• Aim:
Repeat the material exactly, leaving nothing out.

* Start Given records *

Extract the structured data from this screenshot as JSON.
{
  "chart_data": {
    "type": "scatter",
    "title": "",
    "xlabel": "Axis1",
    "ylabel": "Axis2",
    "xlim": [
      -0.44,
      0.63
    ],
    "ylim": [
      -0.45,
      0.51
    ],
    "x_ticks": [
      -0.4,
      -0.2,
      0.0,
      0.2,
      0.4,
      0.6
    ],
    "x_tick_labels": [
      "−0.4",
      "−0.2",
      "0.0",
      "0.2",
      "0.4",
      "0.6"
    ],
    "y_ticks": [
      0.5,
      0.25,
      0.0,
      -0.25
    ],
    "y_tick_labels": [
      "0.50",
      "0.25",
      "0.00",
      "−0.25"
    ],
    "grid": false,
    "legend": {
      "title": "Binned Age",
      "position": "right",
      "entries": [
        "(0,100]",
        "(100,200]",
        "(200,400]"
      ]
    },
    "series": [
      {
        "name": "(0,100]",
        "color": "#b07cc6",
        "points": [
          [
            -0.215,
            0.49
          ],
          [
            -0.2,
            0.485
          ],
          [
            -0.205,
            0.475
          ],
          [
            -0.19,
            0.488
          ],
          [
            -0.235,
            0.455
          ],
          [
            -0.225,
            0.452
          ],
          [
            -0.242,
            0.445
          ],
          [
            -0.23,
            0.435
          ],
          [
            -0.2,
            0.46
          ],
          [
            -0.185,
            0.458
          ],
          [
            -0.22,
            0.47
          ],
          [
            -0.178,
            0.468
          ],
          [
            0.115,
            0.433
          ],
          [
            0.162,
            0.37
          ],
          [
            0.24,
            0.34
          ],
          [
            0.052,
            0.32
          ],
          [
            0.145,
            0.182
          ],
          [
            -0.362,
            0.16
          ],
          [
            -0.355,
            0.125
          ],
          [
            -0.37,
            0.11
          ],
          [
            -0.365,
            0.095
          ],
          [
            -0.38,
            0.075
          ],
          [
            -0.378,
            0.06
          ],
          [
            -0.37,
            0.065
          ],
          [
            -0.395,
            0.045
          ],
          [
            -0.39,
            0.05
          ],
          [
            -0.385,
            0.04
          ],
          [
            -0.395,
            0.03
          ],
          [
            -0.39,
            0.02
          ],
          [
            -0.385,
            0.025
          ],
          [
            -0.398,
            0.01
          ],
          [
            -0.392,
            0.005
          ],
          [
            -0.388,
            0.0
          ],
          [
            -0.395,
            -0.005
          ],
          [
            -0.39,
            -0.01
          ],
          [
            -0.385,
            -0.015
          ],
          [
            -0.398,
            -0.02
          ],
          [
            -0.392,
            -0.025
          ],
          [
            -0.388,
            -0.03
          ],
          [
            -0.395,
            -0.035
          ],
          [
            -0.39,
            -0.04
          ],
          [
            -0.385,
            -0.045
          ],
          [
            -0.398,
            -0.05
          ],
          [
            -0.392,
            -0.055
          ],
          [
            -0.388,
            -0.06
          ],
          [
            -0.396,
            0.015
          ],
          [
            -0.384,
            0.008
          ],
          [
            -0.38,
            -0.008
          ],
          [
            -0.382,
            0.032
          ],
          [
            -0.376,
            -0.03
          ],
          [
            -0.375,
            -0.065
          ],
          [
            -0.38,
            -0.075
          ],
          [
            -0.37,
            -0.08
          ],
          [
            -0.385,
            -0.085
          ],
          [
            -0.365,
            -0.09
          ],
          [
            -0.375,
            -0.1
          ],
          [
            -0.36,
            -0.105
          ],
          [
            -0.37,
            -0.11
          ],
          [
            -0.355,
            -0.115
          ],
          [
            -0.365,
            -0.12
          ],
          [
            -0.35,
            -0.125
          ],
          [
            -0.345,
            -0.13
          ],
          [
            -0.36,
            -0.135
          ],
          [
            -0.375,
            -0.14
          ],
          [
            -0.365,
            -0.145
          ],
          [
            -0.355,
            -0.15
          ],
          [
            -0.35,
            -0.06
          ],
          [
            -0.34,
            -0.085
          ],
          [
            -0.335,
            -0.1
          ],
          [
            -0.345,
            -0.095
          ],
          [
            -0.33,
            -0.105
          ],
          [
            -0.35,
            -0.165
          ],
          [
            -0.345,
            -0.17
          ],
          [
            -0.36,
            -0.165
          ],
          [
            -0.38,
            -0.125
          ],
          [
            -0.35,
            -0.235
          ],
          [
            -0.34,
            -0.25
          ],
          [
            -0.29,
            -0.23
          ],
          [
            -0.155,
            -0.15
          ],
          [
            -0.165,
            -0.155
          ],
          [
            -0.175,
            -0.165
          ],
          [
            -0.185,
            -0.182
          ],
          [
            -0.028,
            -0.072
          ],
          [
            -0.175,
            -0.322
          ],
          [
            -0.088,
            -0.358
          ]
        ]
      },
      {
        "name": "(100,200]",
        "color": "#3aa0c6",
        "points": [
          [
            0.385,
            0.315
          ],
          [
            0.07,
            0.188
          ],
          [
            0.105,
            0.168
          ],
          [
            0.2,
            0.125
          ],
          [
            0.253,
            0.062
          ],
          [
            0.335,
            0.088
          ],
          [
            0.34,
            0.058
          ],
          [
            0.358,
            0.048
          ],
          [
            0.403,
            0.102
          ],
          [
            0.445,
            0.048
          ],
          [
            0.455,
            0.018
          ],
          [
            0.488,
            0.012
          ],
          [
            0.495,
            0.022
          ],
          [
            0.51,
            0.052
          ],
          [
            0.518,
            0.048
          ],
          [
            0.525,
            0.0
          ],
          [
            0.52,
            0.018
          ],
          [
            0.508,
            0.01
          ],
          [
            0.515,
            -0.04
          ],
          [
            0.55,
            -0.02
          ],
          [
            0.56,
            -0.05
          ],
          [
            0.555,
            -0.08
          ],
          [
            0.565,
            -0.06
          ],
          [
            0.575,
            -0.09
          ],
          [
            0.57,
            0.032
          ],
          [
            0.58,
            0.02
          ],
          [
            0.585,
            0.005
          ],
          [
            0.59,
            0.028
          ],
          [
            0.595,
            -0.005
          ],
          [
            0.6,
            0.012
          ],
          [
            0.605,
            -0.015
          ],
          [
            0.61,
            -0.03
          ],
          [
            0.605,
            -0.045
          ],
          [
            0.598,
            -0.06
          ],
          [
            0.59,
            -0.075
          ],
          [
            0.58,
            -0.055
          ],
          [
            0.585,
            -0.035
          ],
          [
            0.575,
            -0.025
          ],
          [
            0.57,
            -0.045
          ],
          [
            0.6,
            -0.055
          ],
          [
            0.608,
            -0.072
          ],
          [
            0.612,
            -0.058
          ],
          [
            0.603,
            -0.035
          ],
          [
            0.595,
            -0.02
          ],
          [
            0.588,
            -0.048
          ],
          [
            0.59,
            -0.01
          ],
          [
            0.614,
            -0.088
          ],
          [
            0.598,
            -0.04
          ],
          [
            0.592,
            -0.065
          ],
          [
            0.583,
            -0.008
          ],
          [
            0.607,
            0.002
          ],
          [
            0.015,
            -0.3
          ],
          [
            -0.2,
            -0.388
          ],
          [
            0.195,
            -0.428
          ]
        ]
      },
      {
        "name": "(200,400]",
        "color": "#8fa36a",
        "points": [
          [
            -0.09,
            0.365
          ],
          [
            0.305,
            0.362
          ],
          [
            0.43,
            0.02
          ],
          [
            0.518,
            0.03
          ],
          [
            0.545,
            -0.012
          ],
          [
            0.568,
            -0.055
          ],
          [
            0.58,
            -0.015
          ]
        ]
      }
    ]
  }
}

* End Given records *

• Answer for this exercise:
Extract the structured data from this screenshot as JSON.
{
  "chart_data": {
    "type": "scatter",
    "title": "",
    "xlabel": "Axis1",
    "ylabel": "Axis2",
    "xlim": [
      -0.44,
      0.63
    ],
    "ylim": [
      -0.45,
      0.51
    ],
    "x_ticks": [
      -0.4,
      -0.2,
      0.0,
      0.2,
      0.4,
      0.6
    ],
    "x_tick_labels": [
      "−0.4",
      "−0.2",
      "0.0",
      "0.2",
      "0.4",
      "0.6"
    ],
    "y_ticks": [
      0.5,
      0.25,
      0.0,
      -0.25
    ],
    "y_tick_labels": [
      "0.50",
      "0.25",
      "0.00",
      "−0.25"
    ],
    "grid": false,
    "legend": {
      "title": "Binned Age",
      "position": "right",
      "entries": [
        "(0,100]",
        "(100,200]",
        "(200,400]"
      ]
    },
    "series": [
      {
        "name": "(0,100]",
        "color": "#b07cc6",
        "points": [
          [
            -0.215,
            0.49
          ],
          [
            -0.2,
            0.485
          ],
          [
            -0.205,
            0.475
          ],
          [
            -0.19,
            0.488
          ],
          [
            -0.235,
            0.455
          ],
          [
            -0.225,
            0.452
          ],
          [
            -0.242,
            0.445
          ],
          [
            -0.23,
            0.435
          ],
          [
            -0.2,
            0.46
          ],
          [
            -0.185,
            0.458
          ],
          [
            -0.22,
            0.47
          ],
          [
            -0.178,
            0.468
          ],
          [
            0.115,
            0.433
          ],
          [
            0.162,
            0.37
          ],
          [
            0.24,
            0.34
          ],
          [
            0.052,
            0.32
          ],
          [
            0.145,
            0.182
          ],
          [
            -0.362,
            0.16
          ],
          [
            -0.355,
            0.125
          ],
          [
            -0.37,
            0.11
          ],
          [
            -0.365,
            0.095
          ],
          [
            -0.38,
            0.075
          ],
          [
            -0.378,
            0.06
          ],
          [
            -0.37,
            0.065
          ],
          [
            -0.395,
            0.045
          ],
          [
            -0.39,
            0.05
          ],
          [
            -0.385,
            0.04
          ],
          [
            -0.395,
            0.03
          ],
          [
            -0.39,
            0.02
          ],
          [
            -0.385,
            0.025
          ],
          [
            -0.398,
            0.01
          ],
          [
            -0.392,
            0.005
          ],
          [
            -0.388,
            0.0
          ],
          [
            -0.395,
            -0.005
          ],
          [
            -0.39,
            -0.01
          ],
          [
            -0.385,
            -0.015
          ],
          [
            -0.398,
            -0.02
          ],
          [
            -0.392,
            -0.025
          ],
          [
            -0.388,
            -0.03
          ],
          [
            -0.395,
            -0.035
          ],
          [
            -0.39,
            -0.04
          ],
          [
            -0.385,
            -0.045
          ],
          [
            -0.398,
            -0.05
          ],
          [
            -0.392,
            -0.055
          ],
          [
            -0.388,
            -0.06
          ],
          [
            -0.396,
            0.015
          ],
          [
            -0.384,
            0.008
          ],
          [
            -0.38,
            -0.008
          ],
          [
            -0.382,
            0.032
          ],
          [
            -0.376,
            -0.03
          ],
          [
            -0.375,
            -0.065
          ],
          [
            -0.38,
            -0.075
          ],
          [
            -0.37,
            -0.08
          ],
          [
            -0.385,
            -0.085
          ],
          [
            -0.365,
            -0.09
          ],
          [
            -0.375,
            -0.1
          ],
          [
            -0.36,
            -0.105
          ],
          [
            -0.37,
            -0.11
          ],
          [
            -0.355,
            -0.115
          ],
          [
            -0.365,
            -0.12
          ],
          [
            -0.35,
            -0.125
          ],
          [
            -0.345,
            -0.13
          ],
          [
            -0.36,
            -0.135
          ],
          [
            -0.375,
            -0.14
          ],
          [
            -0.365,
            -0.145
          ],
          [
            -0.355,
            -0.15
          ],
          [
            -0.35,
            -0.06
          ],
          [
            -0.34,
            -0.085
          ],
          [
            -0.335,
            -0.1
          ],
          [
            -0.345,
            -0.095
          ],
          [
            -0.33,
            -0.105
          ],
          [
            -0.35,
            -0.165
          ],
          [
            -0.345,
            -0.17
          ],
          [
            -0.36,
            -0.165
          ],
          [
            -0.38,
            -0.125
          ],
          [
            -0.35,
            -0.235
          ],
          [
            -0.34,
            -0.25
          ],
          [
            -0.29,
            -0.23
          ],
          [
            -0.155,
            -0.15
          ],
          [
            -0.165,
            -0.155
          ],
          [
            -0.175,
            -0.165
          ],
          [
            -0.185,
            -0.182
          ],
          [
            -0.028,
            -0.072
          ],
          [
            -0.175,
            -0.322
          ],
          [
            -0.088,
            -0.358
          ]
        ]
      },
      {
        "name": "(100,200]",
        "color": "#3aa0c6",
        "points": [
          [
            0.385,
            0.315
          ],
          [
            0.07,
            0.188
          ],
          [
            0.105,
            0.168
          ],
          [
            0.2,
            0.125
          ],
          [
            0.253,
            0.062
          ],
          [
            0.335,
            0.088
          ],
          [
            0.34,
            0.058
          ],
          [
            0.358,
            0.048
          ],
          [
            0.403,
            0.102
          ],
          [
            0.445,
            0.048
          ],
          [
            0.455,
            0.018
          ],
          [
            0.488,
            0.012
          ],
          [
            0.495,
            0.022
          ],
          [
            0.51,
            0.052
          ],
          [
            0.518,
            0.048
          ],
          [
            0.525,
            0.0
          ],
          [
            0.52,
            0.018
          ],
          [
            0.508,
            0.01
          ],
          [
            0.515,
            -0.04
          ],
          [
            0.55,
            -0.02
          ],
          [
            0.56,
            -0.05
          ],
          [
            0.555,
            -0.08
          ],
          [
            0.565,
            -0.06
          ],
          [
            0.575,
            -0.09
          ],
          [
            0.57,
            0.032
          ],
          [
            0.58,
            0.02
          ],
          [
            0.585,
            0.005
          ],
          [
            0.59,
            0.028
          ],
          [
            0.595,
            -0.005
          ],
          [
            0.6,
            0.012
          ],
          [
            0.605,
            -0.015
          ],
          [
            0.61,
            -0.03
          ],
          [
            0.605,
            -0.045
          ],
          [
            0.598,
            -0.06
          ],
          [
            0.59,
            -0.075
          ],
          [
            0.58,
            -0.055
          ],
          [
            0.585,
            -0.035
          ],
          [
            0.575,
            -0.025
          ],
          [
            0.57,
            -0.045
          ],
          [
            0.6,
            -0.055
          ],
          [
            0.608,
            -0.072
          ],
          [
            0.612,
            -0.058
          ],
          [
            0.603,
            -0.035
          ],
          [
            0.595,
            -0.02
          ],
          [
            0.588,
            -0.048
          ],
          [
            0.59,
            -0.01
          ],
          [
            0.614,
            -0.088
          ],
          [
            0.598,
            -0.04
          ],
          [
            0.592,
            -0.065
          ],
          [
            0.583,
            -0.008
          ],
          [
            0.607,
            0.002
          ],
          [
            0.015,
            -0.3
          ],
          [
            -0.2,
            -0.388
          ],
          [
            0.195,
            -0.428
          ]
        ]
      },
      {
        "name": "(200,400]",
        "color": "#8fa36a",
        "points": [
          [
            -0.09,
            0.365
          ],
          [
            0.305,
            0.362
          ],
          [
            0.43,
            0.02
          ],
          [
            0.518,
            0.03
          ],
          [
            0.545,
            -0.012
          ],
          [
            0.568,
            -0.055
          ],
          [
            0.58,
            -0.015
          ]
        ]
      }
    ]
  }
}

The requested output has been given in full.